(Dataset entries on figures)
┌────────
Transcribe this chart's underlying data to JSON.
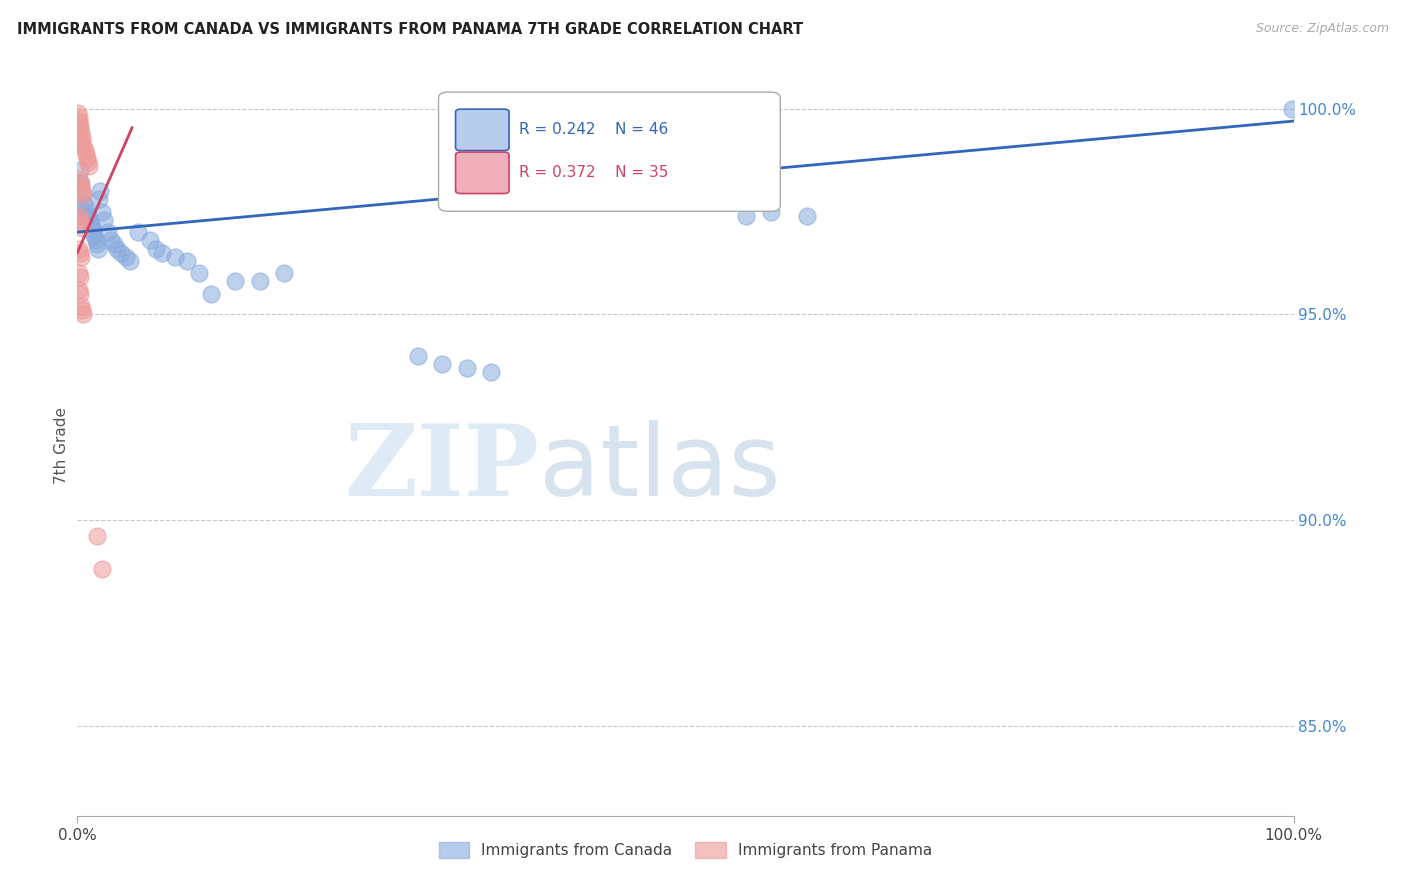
{
  "title": "IMMIGRANTS FROM CANADA VS IMMIGRANTS FROM PANAMA 7TH GRADE CORRELATION CHART",
  "source": "Source: ZipAtlas.com",
  "ylabel": "7th Grade",
  "ylabel_right_ticks": [
    "100.0%",
    "95.0%",
    "90.0%",
    "85.0%"
  ],
  "ylabel_right_vals": [
    1.0,
    0.95,
    0.9,
    0.85
  ],
  "xmin": 0.0,
  "xmax": 1.0,
  "ymin": 0.828,
  "ymax": 1.008,
  "legend_blue_r": "0.242",
  "legend_blue_n": "46",
  "legend_pink_r": "0.372",
  "legend_pink_n": "35",
  "legend_label_blue": "Immigrants from Canada",
  "legend_label_pink": "Immigrants from Panama",
  "watermark_zip": "ZIP",
  "watermark_atlas": "atlas",
  "bg_color": "#ffffff",
  "grid_color": "#c8c8c8",
  "blue_color": "#88aadd",
  "pink_color": "#ee9999",
  "trendline_blue": "#3366bb",
  "trendline_pink": "#cc4466",
  "blue_scatter_x": [
    0.002,
    0.003,
    0.004,
    0.005,
    0.006,
    0.007,
    0.008,
    0.009,
    0.01,
    0.011,
    0.012,
    0.013,
    0.014,
    0.015,
    0.016,
    0.017,
    0.018,
    0.019,
    0.02,
    0.022,
    0.025,
    0.028,
    0.03,
    0.033,
    0.036,
    0.04,
    0.043,
    0.05,
    0.06,
    0.065,
    0.07,
    0.08,
    0.09,
    0.1,
    0.11,
    0.13,
    0.15,
    0.17,
    0.28,
    0.3,
    0.32,
    0.34,
    0.55,
    0.57,
    0.6,
    0.999
  ],
  "blue_scatter_y": [
    0.985,
    0.982,
    0.979,
    0.977,
    0.976,
    0.975,
    0.974,
    0.974,
    0.973,
    0.972,
    0.971,
    0.97,
    0.969,
    0.968,
    0.967,
    0.966,
    0.978,
    0.98,
    0.975,
    0.973,
    0.97,
    0.968,
    0.967,
    0.966,
    0.965,
    0.964,
    0.963,
    0.97,
    0.968,
    0.966,
    0.965,
    0.964,
    0.963,
    0.96,
    0.955,
    0.958,
    0.958,
    0.96,
    0.94,
    0.938,
    0.937,
    0.936,
    0.974,
    0.975,
    0.974,
    1.0
  ],
  "pink_scatter_x": [
    0.0005,
    0.001,
    0.0015,
    0.002,
    0.0025,
    0.003,
    0.0035,
    0.004,
    0.005,
    0.006,
    0.007,
    0.008,
    0.009,
    0.01,
    0.001,
    0.002,
    0.003,
    0.004,
    0.005,
    0.001,
    0.002,
    0.003,
    0.004,
    0.001,
    0.002,
    0.003,
    0.001,
    0.002,
    0.001,
    0.002,
    0.003,
    0.004,
    0.005,
    0.016,
    0.02
  ],
  "pink_scatter_y": [
    0.999,
    0.998,
    0.997,
    0.996,
    0.995,
    0.994,
    0.993,
    0.992,
    0.991,
    0.99,
    0.989,
    0.988,
    0.987,
    0.986,
    0.983,
    0.982,
    0.981,
    0.98,
    0.979,
    0.974,
    0.973,
    0.972,
    0.971,
    0.966,
    0.965,
    0.964,
    0.96,
    0.959,
    0.956,
    0.955,
    0.952,
    0.951,
    0.95,
    0.896,
    0.888
  ]
}
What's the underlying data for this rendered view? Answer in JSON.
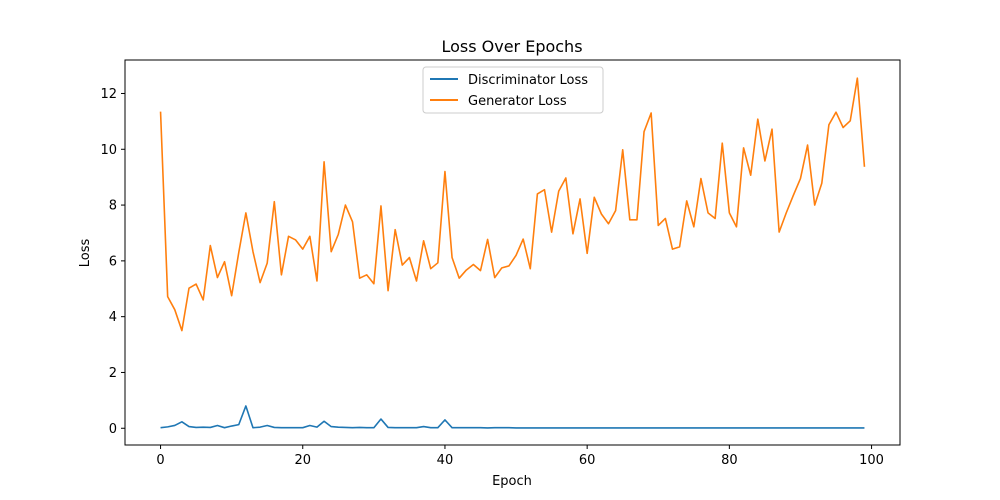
{
  "chart_data": {
    "type": "line",
    "title": "Loss Over Epochs",
    "xlabel": "Epoch",
    "ylabel": "Loss",
    "xlim": [
      -5,
      104
    ],
    "ylim": [
      -0.6,
      13.2
    ],
    "xticks": [
      0,
      20,
      40,
      60,
      80,
      100
    ],
    "yticks": [
      0,
      2,
      4,
      6,
      8,
      10,
      12
    ],
    "grid": false,
    "legend_position": "top-center",
    "x": [
      0,
      1,
      2,
      3,
      4,
      5,
      6,
      7,
      8,
      9,
      10,
      11,
      12,
      13,
      14,
      15,
      16,
      17,
      18,
      19,
      20,
      21,
      22,
      23,
      24,
      25,
      26,
      27,
      28,
      29,
      30,
      31,
      32,
      33,
      34,
      35,
      36,
      37,
      38,
      39,
      40,
      41,
      42,
      43,
      44,
      45,
      46,
      47,
      48,
      49,
      50,
      51,
      52,
      53,
      54,
      55,
      56,
      57,
      58,
      59,
      60,
      61,
      62,
      63,
      64,
      65,
      66,
      67,
      68,
      69,
      70,
      71,
      72,
      73,
      74,
      75,
      76,
      77,
      78,
      79,
      80,
      81,
      82,
      83,
      84,
      85,
      86,
      87,
      88,
      89,
      90,
      91,
      92,
      93,
      94,
      95,
      96,
      97,
      98,
      99
    ],
    "series": [
      {
        "name": "Discriminator Loss",
        "color": "#1f77b4",
        "values": [
          0.02,
          0.05,
          0.1,
          0.23,
          0.06,
          0.03,
          0.04,
          0.03,
          0.1,
          0.02,
          0.08,
          0.13,
          0.8,
          0.02,
          0.04,
          0.1,
          0.03,
          0.02,
          0.02,
          0.02,
          0.02,
          0.1,
          0.04,
          0.25,
          0.06,
          0.04,
          0.03,
          0.02,
          0.03,
          0.02,
          0.02,
          0.33,
          0.03,
          0.02,
          0.02,
          0.02,
          0.02,
          0.06,
          0.02,
          0.02,
          0.3,
          0.02,
          0.02,
          0.02,
          0.02,
          0.02,
          0.01,
          0.02,
          0.02,
          0.02,
          0.01,
          0.01,
          0.01,
          0.01,
          0.01,
          0.01,
          0.01,
          0.01,
          0.01,
          0.01,
          0.01,
          0.01,
          0.01,
          0.01,
          0.01,
          0.01,
          0.01,
          0.01,
          0.01,
          0.01,
          0.01,
          0.01,
          0.01,
          0.01,
          0.01,
          0.01,
          0.01,
          0.01,
          0.01,
          0.01,
          0.01,
          0.01,
          0.01,
          0.01,
          0.01,
          0.01,
          0.01,
          0.01,
          0.01,
          0.01,
          0.01,
          0.01,
          0.01,
          0.01,
          0.01,
          0.01,
          0.01,
          0.01,
          0.01,
          0.01
        ]
      },
      {
        "name": "Generator Loss",
        "color": "#ff7f0e",
        "values": [
          11.35,
          4.72,
          4.25,
          3.5,
          5.02,
          5.17,
          4.6,
          6.55,
          5.4,
          5.97,
          4.75,
          6.3,
          7.72,
          6.33,
          5.22,
          5.92,
          8.12,
          5.5,
          6.88,
          6.75,
          6.42,
          6.88,
          5.28,
          9.55,
          6.33,
          6.95,
          8.0,
          7.4,
          5.38,
          5.5,
          5.18,
          7.97,
          4.93,
          7.12,
          5.85,
          6.12,
          5.28,
          6.72,
          5.72,
          5.93,
          9.2,
          6.12,
          5.38,
          5.67,
          5.87,
          5.65,
          6.77,
          5.4,
          5.75,
          5.82,
          6.2,
          6.78,
          5.72,
          8.4,
          8.55,
          7.03,
          8.5,
          8.97,
          6.97,
          8.22,
          6.27,
          8.28,
          7.68,
          7.33,
          7.8,
          9.98,
          7.47,
          7.47,
          10.63,
          11.3,
          7.27,
          7.52,
          6.42,
          6.5,
          8.15,
          7.22,
          8.95,
          7.72,
          7.52,
          10.22,
          7.72,
          7.22,
          10.05,
          9.07,
          11.08,
          9.58,
          10.72,
          7.03,
          7.72,
          8.35,
          8.95,
          10.15,
          8.0,
          8.78,
          10.88,
          11.33,
          10.78,
          11.02,
          12.55,
          9.37
        ]
      }
    ]
  }
}
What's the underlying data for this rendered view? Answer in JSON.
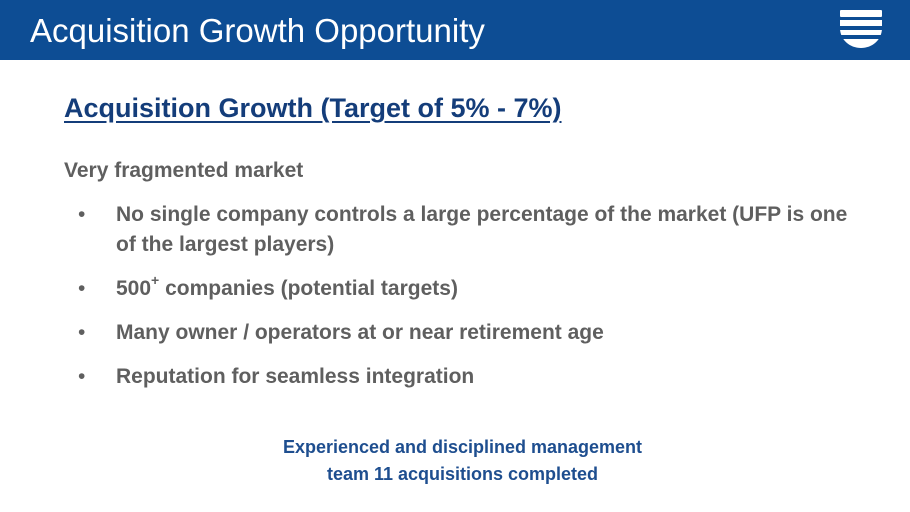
{
  "header": {
    "title": "Acquisition Growth Opportunity",
    "logo_icon": "ufp-logo-icon",
    "background_color": "#0d4d94"
  },
  "main": {
    "heading": "Acquisition Growth (Target of 5% - 7%)",
    "intro": "Very fragmented market",
    "bullets": [
      {
        "text": "No single company controls a large percentage of the market (UFP is one of the largest players)"
      },
      {
        "text_before": "500",
        "superscript": "+",
        "text_after": " companies (potential targets)"
      },
      {
        "text": "Many owner / operators at or near retirement age"
      },
      {
        "text": "Reputation for seamless integration"
      }
    ],
    "bullet_symbol": "•",
    "callout": {
      "line1": "Experienced and disciplined management",
      "line2": "team 11 acquisitions completed"
    }
  },
  "colors": {
    "heading": "#143d7a",
    "body_text": "#5f5f5f",
    "callout": "#1e4e8f"
  }
}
└────────
Search the lines above for the string "Growth", then show every one that has it.

**SOLUTION TO THIS EXERCISE**
    "title": "Acquisition Growth Opportunity",
    "heading": "Acquisition Growth (Target of 5% - 7%)",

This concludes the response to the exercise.